[Records from a collection]

= = = = =

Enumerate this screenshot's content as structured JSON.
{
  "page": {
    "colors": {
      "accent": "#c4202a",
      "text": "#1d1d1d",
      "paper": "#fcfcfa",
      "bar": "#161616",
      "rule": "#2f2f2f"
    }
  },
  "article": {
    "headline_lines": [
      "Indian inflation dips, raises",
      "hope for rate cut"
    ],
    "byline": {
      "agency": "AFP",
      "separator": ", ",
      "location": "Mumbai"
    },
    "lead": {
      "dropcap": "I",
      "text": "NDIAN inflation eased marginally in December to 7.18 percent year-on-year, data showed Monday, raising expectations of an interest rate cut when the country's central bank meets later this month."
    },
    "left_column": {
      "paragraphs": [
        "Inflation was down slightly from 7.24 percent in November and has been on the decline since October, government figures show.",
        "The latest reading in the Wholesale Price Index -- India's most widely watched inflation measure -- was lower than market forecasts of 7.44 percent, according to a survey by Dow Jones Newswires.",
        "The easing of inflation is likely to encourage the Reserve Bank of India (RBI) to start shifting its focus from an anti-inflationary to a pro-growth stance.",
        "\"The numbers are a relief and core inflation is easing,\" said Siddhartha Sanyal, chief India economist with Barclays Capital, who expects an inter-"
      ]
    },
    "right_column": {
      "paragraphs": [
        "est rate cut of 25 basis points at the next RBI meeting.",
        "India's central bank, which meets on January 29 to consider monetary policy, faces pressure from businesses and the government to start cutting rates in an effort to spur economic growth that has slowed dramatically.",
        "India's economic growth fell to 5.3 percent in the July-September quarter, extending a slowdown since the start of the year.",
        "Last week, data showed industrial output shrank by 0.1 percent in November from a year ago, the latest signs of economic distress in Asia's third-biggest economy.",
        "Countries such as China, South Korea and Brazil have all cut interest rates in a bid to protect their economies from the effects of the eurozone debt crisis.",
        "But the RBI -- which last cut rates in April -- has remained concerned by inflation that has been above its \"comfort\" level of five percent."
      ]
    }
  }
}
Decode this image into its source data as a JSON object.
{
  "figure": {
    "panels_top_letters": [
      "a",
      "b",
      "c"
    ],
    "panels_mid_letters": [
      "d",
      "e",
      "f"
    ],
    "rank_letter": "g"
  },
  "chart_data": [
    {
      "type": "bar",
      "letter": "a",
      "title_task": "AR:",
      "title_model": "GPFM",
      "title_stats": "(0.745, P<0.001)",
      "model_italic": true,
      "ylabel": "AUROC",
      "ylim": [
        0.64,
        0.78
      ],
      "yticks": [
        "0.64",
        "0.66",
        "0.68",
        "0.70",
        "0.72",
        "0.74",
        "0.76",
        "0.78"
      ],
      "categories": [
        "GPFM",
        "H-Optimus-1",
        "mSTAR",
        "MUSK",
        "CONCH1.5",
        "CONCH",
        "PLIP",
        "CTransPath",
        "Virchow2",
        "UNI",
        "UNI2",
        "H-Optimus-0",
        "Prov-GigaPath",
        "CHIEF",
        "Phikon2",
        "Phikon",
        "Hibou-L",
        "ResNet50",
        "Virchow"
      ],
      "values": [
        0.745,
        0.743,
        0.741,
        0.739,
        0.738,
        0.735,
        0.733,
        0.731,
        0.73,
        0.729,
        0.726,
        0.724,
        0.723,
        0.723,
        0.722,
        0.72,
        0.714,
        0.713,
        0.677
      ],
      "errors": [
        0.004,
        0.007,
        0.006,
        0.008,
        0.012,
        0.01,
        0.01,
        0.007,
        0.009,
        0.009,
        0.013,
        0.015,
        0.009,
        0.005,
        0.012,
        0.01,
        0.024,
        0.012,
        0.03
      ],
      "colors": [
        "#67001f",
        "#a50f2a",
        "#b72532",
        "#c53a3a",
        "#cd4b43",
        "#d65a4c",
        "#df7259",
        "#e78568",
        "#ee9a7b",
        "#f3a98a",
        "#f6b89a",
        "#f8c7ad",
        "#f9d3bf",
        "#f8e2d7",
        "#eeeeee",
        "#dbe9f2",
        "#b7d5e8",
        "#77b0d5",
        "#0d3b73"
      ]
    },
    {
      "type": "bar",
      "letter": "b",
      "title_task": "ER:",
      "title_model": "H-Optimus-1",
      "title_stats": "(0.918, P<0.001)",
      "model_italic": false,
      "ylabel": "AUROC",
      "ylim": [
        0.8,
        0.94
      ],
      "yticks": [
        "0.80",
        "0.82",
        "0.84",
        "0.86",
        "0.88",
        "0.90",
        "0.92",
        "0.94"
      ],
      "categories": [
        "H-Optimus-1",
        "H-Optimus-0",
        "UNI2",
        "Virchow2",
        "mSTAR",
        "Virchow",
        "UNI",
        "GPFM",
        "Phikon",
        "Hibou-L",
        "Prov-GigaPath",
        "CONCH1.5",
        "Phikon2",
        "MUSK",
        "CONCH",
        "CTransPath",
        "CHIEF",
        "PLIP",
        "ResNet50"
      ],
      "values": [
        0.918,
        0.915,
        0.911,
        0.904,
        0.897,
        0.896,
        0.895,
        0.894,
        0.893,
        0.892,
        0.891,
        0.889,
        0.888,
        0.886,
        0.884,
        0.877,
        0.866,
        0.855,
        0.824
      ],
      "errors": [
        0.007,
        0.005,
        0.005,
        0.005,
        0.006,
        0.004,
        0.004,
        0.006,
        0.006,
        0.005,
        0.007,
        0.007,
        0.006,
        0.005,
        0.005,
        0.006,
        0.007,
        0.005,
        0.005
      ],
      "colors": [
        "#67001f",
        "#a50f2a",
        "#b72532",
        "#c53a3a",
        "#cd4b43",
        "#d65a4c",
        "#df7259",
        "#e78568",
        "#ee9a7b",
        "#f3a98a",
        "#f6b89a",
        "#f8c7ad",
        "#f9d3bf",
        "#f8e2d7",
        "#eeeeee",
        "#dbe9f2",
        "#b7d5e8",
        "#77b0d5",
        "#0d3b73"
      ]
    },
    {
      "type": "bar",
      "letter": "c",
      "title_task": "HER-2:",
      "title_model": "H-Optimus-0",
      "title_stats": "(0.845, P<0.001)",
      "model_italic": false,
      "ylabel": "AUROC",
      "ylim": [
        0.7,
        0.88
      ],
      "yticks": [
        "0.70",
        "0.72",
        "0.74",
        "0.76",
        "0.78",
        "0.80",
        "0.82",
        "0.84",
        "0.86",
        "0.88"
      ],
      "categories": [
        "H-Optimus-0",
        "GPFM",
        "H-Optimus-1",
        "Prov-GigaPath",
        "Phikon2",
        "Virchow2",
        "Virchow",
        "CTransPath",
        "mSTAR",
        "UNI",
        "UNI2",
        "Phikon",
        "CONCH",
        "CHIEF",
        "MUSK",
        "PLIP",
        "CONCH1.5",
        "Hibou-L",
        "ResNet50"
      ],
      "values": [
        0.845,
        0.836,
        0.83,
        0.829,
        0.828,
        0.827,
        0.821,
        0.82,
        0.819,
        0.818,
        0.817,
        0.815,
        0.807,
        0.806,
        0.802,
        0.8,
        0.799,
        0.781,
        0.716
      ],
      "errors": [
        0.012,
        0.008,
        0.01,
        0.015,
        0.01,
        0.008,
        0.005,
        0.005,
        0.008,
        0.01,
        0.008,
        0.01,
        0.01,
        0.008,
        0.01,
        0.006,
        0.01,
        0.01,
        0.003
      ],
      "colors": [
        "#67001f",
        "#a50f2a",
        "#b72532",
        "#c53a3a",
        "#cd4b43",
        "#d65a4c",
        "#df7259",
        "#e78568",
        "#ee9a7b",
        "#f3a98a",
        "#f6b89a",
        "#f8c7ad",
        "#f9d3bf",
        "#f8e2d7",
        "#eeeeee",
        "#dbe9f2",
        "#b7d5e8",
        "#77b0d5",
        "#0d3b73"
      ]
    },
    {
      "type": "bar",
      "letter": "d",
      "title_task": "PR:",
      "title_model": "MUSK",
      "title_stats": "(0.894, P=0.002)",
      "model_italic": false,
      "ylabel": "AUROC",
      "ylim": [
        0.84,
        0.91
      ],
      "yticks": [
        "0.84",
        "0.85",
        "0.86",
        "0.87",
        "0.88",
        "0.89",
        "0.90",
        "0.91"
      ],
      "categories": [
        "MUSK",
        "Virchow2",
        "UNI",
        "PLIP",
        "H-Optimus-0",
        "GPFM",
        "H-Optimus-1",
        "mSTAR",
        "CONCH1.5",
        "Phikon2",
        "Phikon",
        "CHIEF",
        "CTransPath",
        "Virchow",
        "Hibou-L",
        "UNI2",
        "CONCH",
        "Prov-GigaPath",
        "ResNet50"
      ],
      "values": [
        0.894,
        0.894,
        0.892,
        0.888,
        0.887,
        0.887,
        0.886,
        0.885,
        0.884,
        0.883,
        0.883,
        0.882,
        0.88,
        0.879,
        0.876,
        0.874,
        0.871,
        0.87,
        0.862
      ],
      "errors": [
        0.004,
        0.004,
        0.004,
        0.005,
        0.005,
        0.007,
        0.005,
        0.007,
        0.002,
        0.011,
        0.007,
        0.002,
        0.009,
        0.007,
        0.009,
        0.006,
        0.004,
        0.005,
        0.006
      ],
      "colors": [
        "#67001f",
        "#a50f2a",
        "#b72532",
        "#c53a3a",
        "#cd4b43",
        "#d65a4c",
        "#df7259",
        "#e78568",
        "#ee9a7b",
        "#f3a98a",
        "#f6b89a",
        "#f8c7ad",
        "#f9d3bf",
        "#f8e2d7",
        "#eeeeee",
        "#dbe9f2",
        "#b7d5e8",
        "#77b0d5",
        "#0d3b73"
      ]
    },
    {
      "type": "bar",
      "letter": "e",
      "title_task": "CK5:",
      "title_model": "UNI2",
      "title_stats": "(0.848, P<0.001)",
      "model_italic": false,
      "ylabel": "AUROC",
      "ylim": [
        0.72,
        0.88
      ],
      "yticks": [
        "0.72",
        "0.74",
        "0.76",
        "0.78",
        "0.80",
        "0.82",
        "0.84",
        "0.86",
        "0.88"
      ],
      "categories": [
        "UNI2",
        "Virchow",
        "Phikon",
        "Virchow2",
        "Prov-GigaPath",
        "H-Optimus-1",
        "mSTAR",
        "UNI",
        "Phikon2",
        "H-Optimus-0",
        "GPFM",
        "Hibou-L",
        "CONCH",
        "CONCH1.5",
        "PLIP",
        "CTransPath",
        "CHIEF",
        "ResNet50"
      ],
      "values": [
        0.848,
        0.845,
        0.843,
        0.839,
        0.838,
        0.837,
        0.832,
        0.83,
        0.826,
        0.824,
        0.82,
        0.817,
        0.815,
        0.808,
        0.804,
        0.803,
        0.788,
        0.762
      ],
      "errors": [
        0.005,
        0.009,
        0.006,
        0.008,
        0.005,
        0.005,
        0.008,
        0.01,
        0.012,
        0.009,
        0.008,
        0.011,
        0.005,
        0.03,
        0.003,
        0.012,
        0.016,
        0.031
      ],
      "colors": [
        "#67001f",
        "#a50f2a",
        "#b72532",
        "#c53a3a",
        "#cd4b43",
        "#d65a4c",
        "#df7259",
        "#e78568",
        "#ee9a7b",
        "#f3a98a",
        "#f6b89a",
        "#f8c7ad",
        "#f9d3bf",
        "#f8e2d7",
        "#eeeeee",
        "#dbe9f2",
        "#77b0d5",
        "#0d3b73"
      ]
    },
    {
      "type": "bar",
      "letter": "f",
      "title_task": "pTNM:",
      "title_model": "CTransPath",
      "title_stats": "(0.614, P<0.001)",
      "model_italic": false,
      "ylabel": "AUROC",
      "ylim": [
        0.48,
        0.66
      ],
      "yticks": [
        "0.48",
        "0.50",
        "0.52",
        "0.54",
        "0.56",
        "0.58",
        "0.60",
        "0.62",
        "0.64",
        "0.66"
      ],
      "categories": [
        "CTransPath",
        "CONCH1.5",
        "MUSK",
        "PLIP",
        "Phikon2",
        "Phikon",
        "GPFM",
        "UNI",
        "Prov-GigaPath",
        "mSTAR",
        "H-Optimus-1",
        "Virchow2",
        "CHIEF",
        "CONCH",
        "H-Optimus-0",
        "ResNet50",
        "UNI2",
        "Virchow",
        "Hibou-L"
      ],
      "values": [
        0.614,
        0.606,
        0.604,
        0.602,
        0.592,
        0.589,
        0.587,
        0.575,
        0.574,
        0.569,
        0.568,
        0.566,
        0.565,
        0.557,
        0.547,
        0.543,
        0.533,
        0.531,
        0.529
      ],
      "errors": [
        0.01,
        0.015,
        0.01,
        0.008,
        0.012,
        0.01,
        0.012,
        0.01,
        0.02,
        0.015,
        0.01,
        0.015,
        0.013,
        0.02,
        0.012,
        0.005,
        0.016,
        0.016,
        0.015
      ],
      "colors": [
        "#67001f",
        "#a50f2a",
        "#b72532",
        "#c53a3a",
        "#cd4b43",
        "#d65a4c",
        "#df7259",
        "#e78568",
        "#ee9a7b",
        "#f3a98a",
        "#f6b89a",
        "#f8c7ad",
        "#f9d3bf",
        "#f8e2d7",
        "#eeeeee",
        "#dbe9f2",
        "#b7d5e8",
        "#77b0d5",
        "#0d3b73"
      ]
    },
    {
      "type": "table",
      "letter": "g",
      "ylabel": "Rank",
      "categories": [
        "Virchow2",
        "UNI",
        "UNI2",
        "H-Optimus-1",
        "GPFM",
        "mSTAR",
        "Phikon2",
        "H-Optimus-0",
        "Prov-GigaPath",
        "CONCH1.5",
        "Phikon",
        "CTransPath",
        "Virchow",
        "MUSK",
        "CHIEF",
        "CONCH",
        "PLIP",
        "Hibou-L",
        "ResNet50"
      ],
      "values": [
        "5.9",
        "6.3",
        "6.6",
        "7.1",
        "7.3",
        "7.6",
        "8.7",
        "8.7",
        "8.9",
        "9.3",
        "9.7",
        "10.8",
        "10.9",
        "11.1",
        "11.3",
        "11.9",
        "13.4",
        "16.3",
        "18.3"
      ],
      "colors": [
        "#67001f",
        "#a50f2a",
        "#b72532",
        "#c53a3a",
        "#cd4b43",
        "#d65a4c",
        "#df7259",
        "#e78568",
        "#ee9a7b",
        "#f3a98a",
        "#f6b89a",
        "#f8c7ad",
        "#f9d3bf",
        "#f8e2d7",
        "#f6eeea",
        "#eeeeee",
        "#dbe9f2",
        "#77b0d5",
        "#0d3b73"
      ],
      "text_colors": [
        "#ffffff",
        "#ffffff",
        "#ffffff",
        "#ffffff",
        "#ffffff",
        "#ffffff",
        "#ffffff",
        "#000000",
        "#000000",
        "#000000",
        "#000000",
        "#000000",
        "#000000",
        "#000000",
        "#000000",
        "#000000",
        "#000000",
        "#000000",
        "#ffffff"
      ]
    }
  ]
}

= = = = =

== Exercise prompt ==
Scan the entries above for the word "government" and collect each line holding it.

== Task output ==
        "Inflation was down slightly from 7.24 percent in November and has been on the decline since October, government figures show.",
        "India's central bank, which meets on January 29 to consider monetary policy, faces pressure from businesses and the government to start cutting rates in an effort to spur economic growth that has slowed dramatically.",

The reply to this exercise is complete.